(TASK) Copy every line that contains the string "JSON" from the entries below.

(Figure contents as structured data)
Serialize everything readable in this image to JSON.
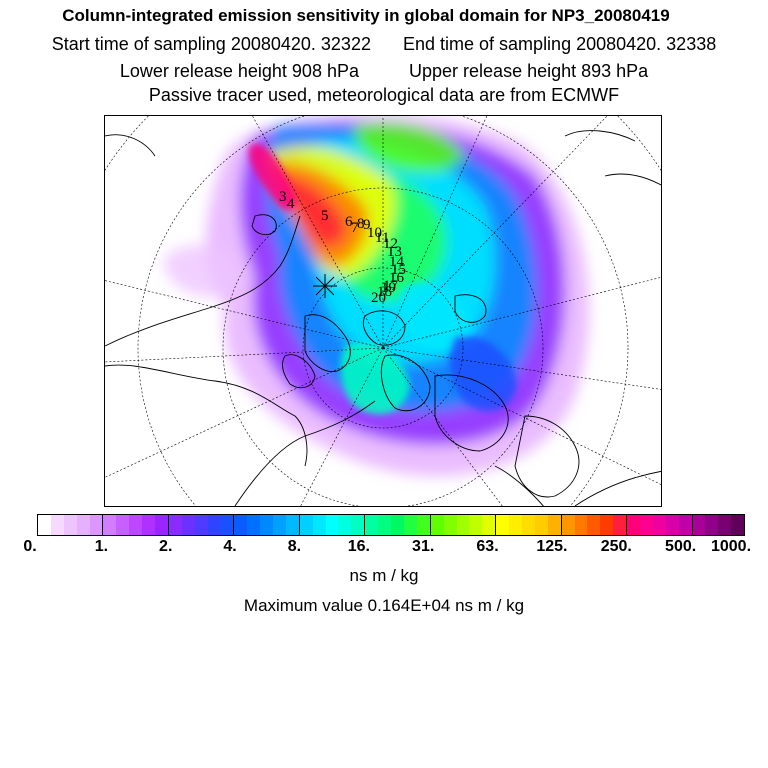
{
  "header": {
    "title": "Column-integrated emission sensitivity in global domain for NP3_20080419",
    "start_time": "Start time of sampling 20080420. 32322",
    "end_time": "End time of sampling 20080420. 32338",
    "lower_release": "Lower release height  908 hPa",
    "upper_release": "Upper release height  893 hPa",
    "tracer_note": "Passive tracer used, meteorological data are from ECMWF"
  },
  "map": {
    "projection": "polar stereographic (north)",
    "trajectory_labels": [
      "3",
      "4",
      "5",
      "6",
      "7",
      "8",
      "9",
      "10",
      "11",
      "12",
      "13",
      "14",
      "15",
      "16",
      "17",
      "18",
      "19",
      "20"
    ],
    "release_marker": "release-site"
  },
  "legend": {
    "tick_labels": [
      "0.",
      "1.",
      "2.",
      "4.",
      "8.",
      "16.",
      "31.",
      "63.",
      "125.",
      "250.",
      "500.",
      "1000."
    ],
    "colors": [
      "#ffffff",
      "#f6d9ff",
      "#eec4ff",
      "#e6b0ff",
      "#dc96ff",
      "#d27cff",
      "#c860ff",
      "#be46ff",
      "#b030ff",
      "#9b25ff",
      "#8a2cff",
      "#6b32ff",
      "#4f3aff",
      "#3044ff",
      "#1a50ff",
      "#0a5cff",
      "#0070ff",
      "#0088ff",
      "#00a0ff",
      "#00b8ff",
      "#00d0ff",
      "#00e8ff",
      "#00ffff",
      "#00ffe0",
      "#00ffc0",
      "#00ffa0",
      "#00ff80",
      "#00f860",
      "#20ff40",
      "#40ff20",
      "#60ff00",
      "#80ff00",
      "#a0ff00",
      "#c0ff00",
      "#e0ff00",
      "#ffff00",
      "#ffee00",
      "#ffdd00",
      "#ffcc00",
      "#ffb000",
      "#ff9600",
      "#ff7800",
      "#ff5a00",
      "#ff3c00",
      "#ff1e3c",
      "#ff0078",
      "#ff0090",
      "#f000a0",
      "#d800a8",
      "#c000a8",
      "#a80098",
      "#900088",
      "#780070",
      "#600058"
    ],
    "units": "ns m / kg",
    "max_value": "Maximum value  0.164E+04 ns m / kg"
  }
}
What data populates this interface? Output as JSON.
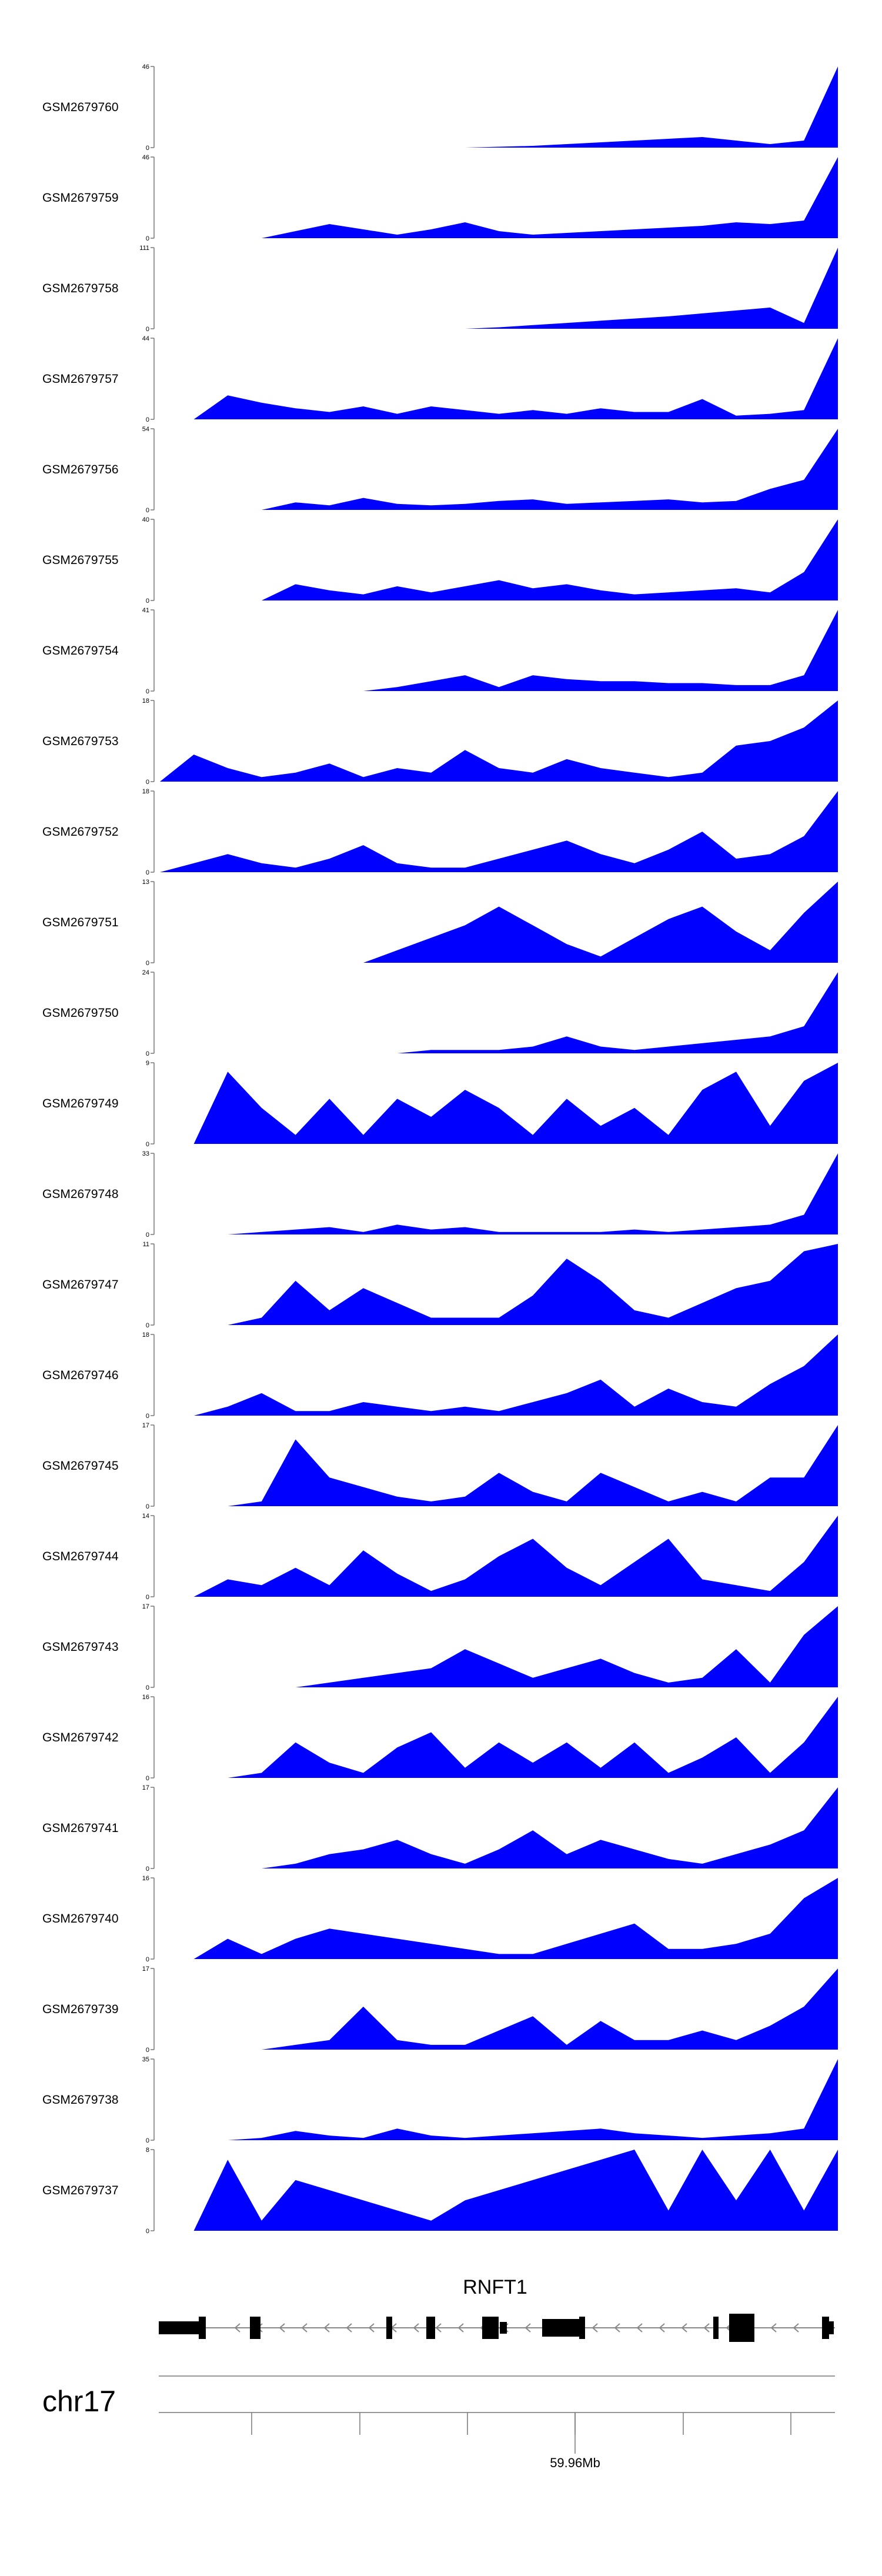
{
  "chart_data": {
    "type": "area",
    "fill_color": "#0000ff",
    "x": [
      0,
      5,
      10,
      15,
      20,
      25,
      30,
      35,
      40,
      45,
      50,
      55,
      60,
      65,
      70,
      75,
      80,
      85,
      90,
      95,
      100
    ],
    "tracks": [
      {
        "name": "GSM2679760",
        "ymax": "46",
        "ymin": "0",
        "values": [
          0,
          0,
          0,
          0,
          0,
          0,
          0,
          0,
          0,
          0,
          0.5,
          1,
          2,
          3,
          4,
          5,
          6,
          4,
          2,
          4,
          46
        ]
      },
      {
        "name": "GSM2679759",
        "ymax": "46",
        "ymin": "0",
        "values": [
          0,
          0,
          0,
          0,
          4,
          8,
          5,
          2,
          5,
          9,
          4,
          2,
          3,
          4,
          5,
          6,
          7,
          9,
          8,
          10,
          46
        ]
      },
      {
        "name": "GSM2679758",
        "ymax": "111",
        "ymin": "0",
        "values": [
          0,
          0,
          0,
          0,
          0,
          0,
          0,
          0,
          0,
          0,
          2,
          5,
          8,
          11,
          14,
          17,
          21,
          25,
          29,
          8,
          111
        ]
      },
      {
        "name": "GSM2679757",
        "ymax": "44",
        "ymin": "0",
        "values": [
          0,
          0,
          13,
          9,
          6,
          4,
          7,
          3,
          7,
          5,
          3,
          5,
          3,
          6,
          4,
          4,
          11,
          2,
          3,
          5,
          44
        ]
      },
      {
        "name": "GSM2679756",
        "ymax": "54",
        "ymin": "0",
        "values": [
          0,
          0,
          0,
          0,
          5,
          3,
          8,
          4,
          3,
          4,
          6,
          7,
          4,
          5,
          6,
          7,
          5,
          6,
          14,
          20,
          54
        ]
      },
      {
        "name": "GSM2679755",
        "ymax": "40",
        "ymin": "0",
        "values": [
          0,
          0,
          0,
          0,
          8,
          5,
          3,
          7,
          4,
          7,
          10,
          6,
          8,
          5,
          3,
          4,
          5,
          6,
          4,
          14,
          40
        ]
      },
      {
        "name": "GSM2679754",
        "ymax": "41",
        "ymin": "0",
        "values": [
          0,
          0,
          0,
          0,
          0,
          0,
          0,
          2,
          5,
          8,
          2,
          8,
          6,
          5,
          5,
          4,
          4,
          3,
          3,
          8,
          41
        ]
      },
      {
        "name": "GSM2679753",
        "ymax": "18",
        "ymin": "0",
        "values": [
          0,
          6,
          3,
          1,
          2,
          4,
          1,
          3,
          2,
          7,
          3,
          2,
          5,
          3,
          2,
          1,
          2,
          8,
          9,
          12,
          18
        ]
      },
      {
        "name": "GSM2679752",
        "ymax": "18",
        "ymin": "0",
        "values": [
          0,
          2,
          4,
          2,
          1,
          3,
          6,
          2,
          1,
          1,
          3,
          5,
          7,
          4,
          2,
          5,
          9,
          3,
          4,
          8,
          18
        ]
      },
      {
        "name": "GSM2679751",
        "ymax": "13",
        "ymin": "0",
        "values": [
          0,
          0,
          0,
          0,
          0,
          0,
          0,
          2,
          4,
          6,
          9,
          6,
          3,
          1,
          4,
          7,
          9,
          5,
          2,
          8,
          13
        ]
      },
      {
        "name": "GSM2679750",
        "ymax": "24",
        "ymin": "0",
        "values": [
          0,
          0,
          0,
          0,
          0,
          0,
          0,
          0,
          1,
          1,
          1,
          2,
          5,
          2,
          1,
          2,
          3,
          4,
          5,
          8,
          24
        ]
      },
      {
        "name": "GSM2679749",
        "ymax": "9",
        "ymin": "0",
        "values": [
          0,
          0,
          8,
          4,
          1,
          5,
          1,
          5,
          3,
          6,
          4,
          1,
          5,
          2,
          4,
          1,
          6,
          8,
          2,
          7,
          9
        ]
      },
      {
        "name": "GSM2679748",
        "ymax": "33",
        "ymin": "0",
        "values": [
          0,
          0,
          0,
          1,
          2,
          3,
          1,
          4,
          2,
          3,
          1,
          1,
          1,
          1,
          2,
          1,
          2,
          3,
          4,
          8,
          33
        ]
      },
      {
        "name": "GSM2679747",
        "ymax": "11",
        "ymin": "0",
        "values": [
          0,
          0,
          0,
          1,
          6,
          2,
          5,
          3,
          1,
          1,
          1,
          4,
          9,
          6,
          2,
          1,
          3,
          5,
          6,
          10,
          11
        ]
      },
      {
        "name": "GSM2679746",
        "ymax": "18",
        "ymin": "0",
        "values": [
          0,
          0,
          2,
          5,
          1,
          1,
          3,
          2,
          1,
          2,
          1,
          3,
          5,
          8,
          2,
          6,
          3,
          2,
          7,
          11,
          18
        ]
      },
      {
        "name": "GSM2679745",
        "ymax": "17",
        "ymin": "0",
        "values": [
          0,
          0,
          0,
          1,
          14,
          6,
          4,
          2,
          1,
          2,
          7,
          3,
          1,
          7,
          4,
          1,
          3,
          1,
          6,
          6,
          17
        ]
      },
      {
        "name": "GSM2679744",
        "ymax": "14",
        "ymin": "0",
        "values": [
          0,
          0,
          3,
          2,
          5,
          2,
          8,
          4,
          1,
          3,
          7,
          10,
          5,
          2,
          6,
          10,
          3,
          2,
          1,
          6,
          14
        ]
      },
      {
        "name": "GSM2679743",
        "ymax": "17",
        "ymin": "0",
        "values": [
          0,
          0,
          0,
          0,
          0,
          1,
          2,
          3,
          4,
          8,
          5,
          2,
          4,
          6,
          3,
          1,
          2,
          8,
          1,
          11,
          17
        ]
      },
      {
        "name": "GSM2679742",
        "ymax": "16",
        "ymin": "0",
        "values": [
          0,
          0,
          0,
          1,
          7,
          3,
          1,
          6,
          9,
          2,
          7,
          3,
          7,
          2,
          7,
          1,
          4,
          8,
          1,
          7,
          16
        ]
      },
      {
        "name": "GSM2679741",
        "ymax": "17",
        "ymin": "0",
        "values": [
          0,
          0,
          0,
          0,
          1,
          3,
          4,
          6,
          3,
          1,
          4,
          8,
          3,
          6,
          4,
          2,
          1,
          3,
          5,
          8,
          17
        ]
      },
      {
        "name": "GSM2679740",
        "ymax": "16",
        "ymin": "0",
        "values": [
          0,
          0,
          4,
          1,
          4,
          6,
          5,
          4,
          3,
          2,
          1,
          1,
          3,
          5,
          7,
          2,
          2,
          3,
          5,
          12,
          16
        ]
      },
      {
        "name": "GSM2679739",
        "ymax": "17",
        "ymin": "0",
        "values": [
          0,
          0,
          0,
          0,
          1,
          2,
          9,
          2,
          1,
          1,
          4,
          7,
          1,
          6,
          2,
          2,
          4,
          2,
          5,
          9,
          17
        ]
      },
      {
        "name": "GSM2679738",
        "ymax": "35",
        "ymin": "0",
        "values": [
          0,
          0,
          0,
          1,
          4,
          2,
          1,
          5,
          2,
          1,
          2,
          3,
          4,
          5,
          3,
          2,
          1,
          2,
          3,
          5,
          35
        ]
      },
      {
        "name": "GSM2679737",
        "ymax": "8",
        "ymin": "0",
        "values": [
          0,
          0,
          7,
          1,
          5,
          4,
          3,
          2,
          1,
          3,
          4,
          5,
          6,
          7,
          8,
          2,
          8,
          3,
          8,
          2,
          8
        ]
      }
    ],
    "gene": {
      "name": "RNFT1",
      "strand": "-"
    },
    "chromosome": "chr17",
    "position_label": "59.96Mb"
  }
}
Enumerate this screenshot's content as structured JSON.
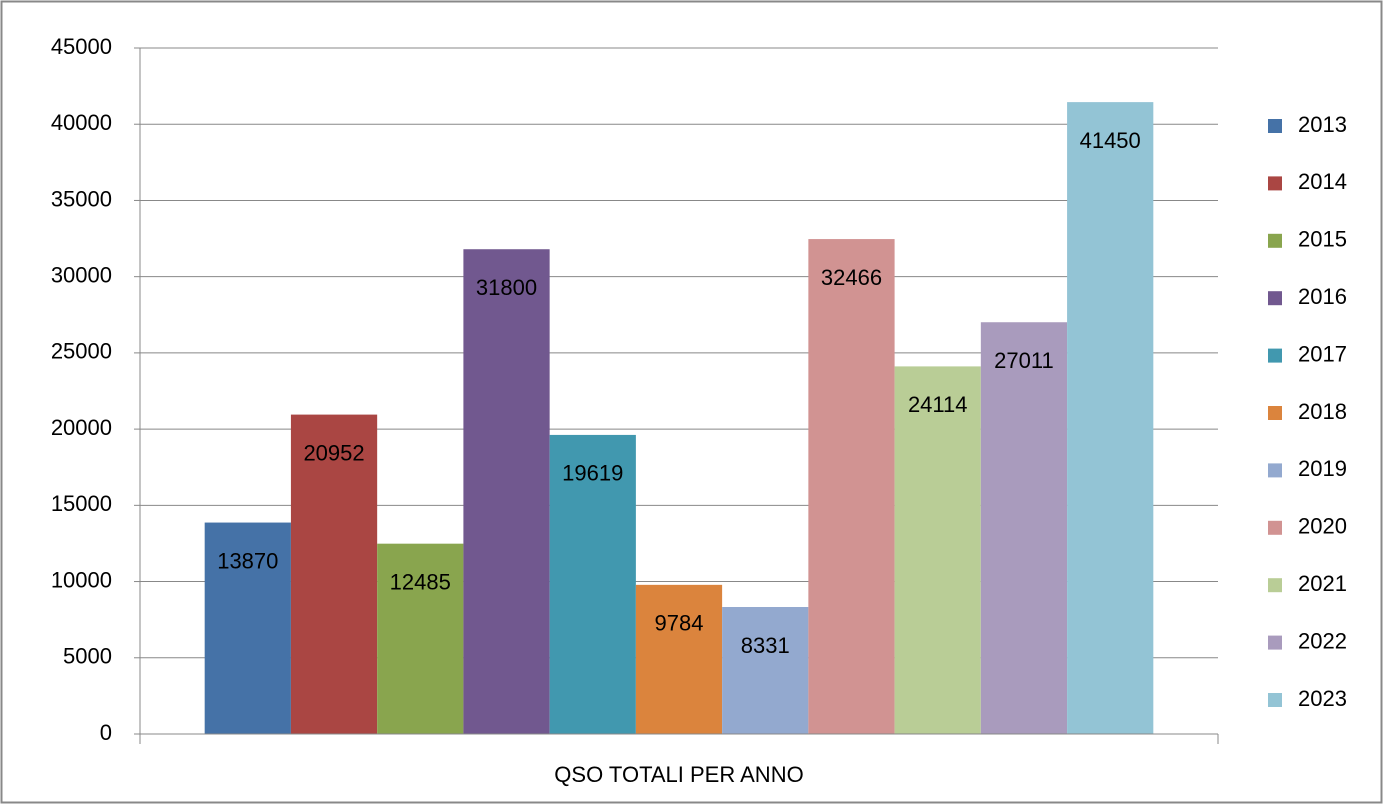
{
  "chart_data": {
    "type": "bar",
    "categories": [
      "QSO TOTALI PER ANNO"
    ],
    "series": [
      {
        "name": "2013",
        "color": "#4572a7",
        "values": [
          13870
        ]
      },
      {
        "name": "2014",
        "color": "#aa4643",
        "values": [
          20952
        ]
      },
      {
        "name": "2015",
        "color": "#89a54e",
        "values": [
          12485
        ]
      },
      {
        "name": "2016",
        "color": "#71588f",
        "values": [
          31800
        ]
      },
      {
        "name": "2017",
        "color": "#4198af",
        "values": [
          19619
        ]
      },
      {
        "name": "2018",
        "color": "#db843d",
        "values": [
          9784
        ]
      },
      {
        "name": "2019",
        "color": "#93a9cf",
        "values": [
          8331
        ]
      },
      {
        "name": "2020",
        "color": "#d19392",
        "values": [
          32466
        ]
      },
      {
        "name": "2021",
        "color": "#b9cd96",
        "values": [
          24114
        ]
      },
      {
        "name": "2022",
        "color": "#a99bbd",
        "values": [
          27011
        ]
      },
      {
        "name": "2023",
        "color": "#93c4d5",
        "values": [
          41450
        ]
      }
    ],
    "ylim": [
      0,
      45000
    ],
    "yticks": [
      0,
      5000,
      10000,
      15000,
      20000,
      25000,
      30000,
      35000,
      40000,
      45000
    ],
    "grid": true,
    "legend": "right"
  }
}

(THE RESULT)
Serialize everything readable in this image to JSON.
What data populates this interface? Output as JSON.
Enumerate this screenshot's content as structured JSON.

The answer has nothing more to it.